* _ROWS_
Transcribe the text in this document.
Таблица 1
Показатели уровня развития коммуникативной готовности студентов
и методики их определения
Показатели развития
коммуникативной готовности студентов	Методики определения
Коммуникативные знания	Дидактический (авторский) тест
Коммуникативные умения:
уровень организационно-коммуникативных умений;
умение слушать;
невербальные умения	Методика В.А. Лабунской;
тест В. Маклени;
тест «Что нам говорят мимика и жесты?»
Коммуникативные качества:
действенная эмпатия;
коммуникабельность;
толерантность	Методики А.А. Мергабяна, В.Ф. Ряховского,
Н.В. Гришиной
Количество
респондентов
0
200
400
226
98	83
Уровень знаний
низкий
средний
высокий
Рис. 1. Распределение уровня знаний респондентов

* _OBJECTIVE_
Return all of the data exactly as it reads.

* _SOLUTION FOR THIS PROBLEM_
Transcribe the text in this document.
Таблица 1
Показатели уровня развития коммуникативной готовности студентов
и методики их определения
Показатели развития
коммуникативной готовности студентов	Методики определения
Коммуникативные знания	Дидактический (авторский) тест
Коммуникативные умения:
уровень организационно-коммуникативных умений;
умение слушать;
невербальные умения	Методика В.А. Лабунской;
тест В. Маклени;
тест «Что нам говорят мимика и жесты?»
Коммуникативные качества:
действенная эмпатия;
коммуникабельность;
толерантность	Методики А.А. Мергабяна, В.Ф. Ряховского,
Н.В. Гришиной
Количество
респондентов
0
200
400
226
98	83
Уровень знаний
низкий
средний
высокий
Рис. 1. Распределение уровня знаний респондентов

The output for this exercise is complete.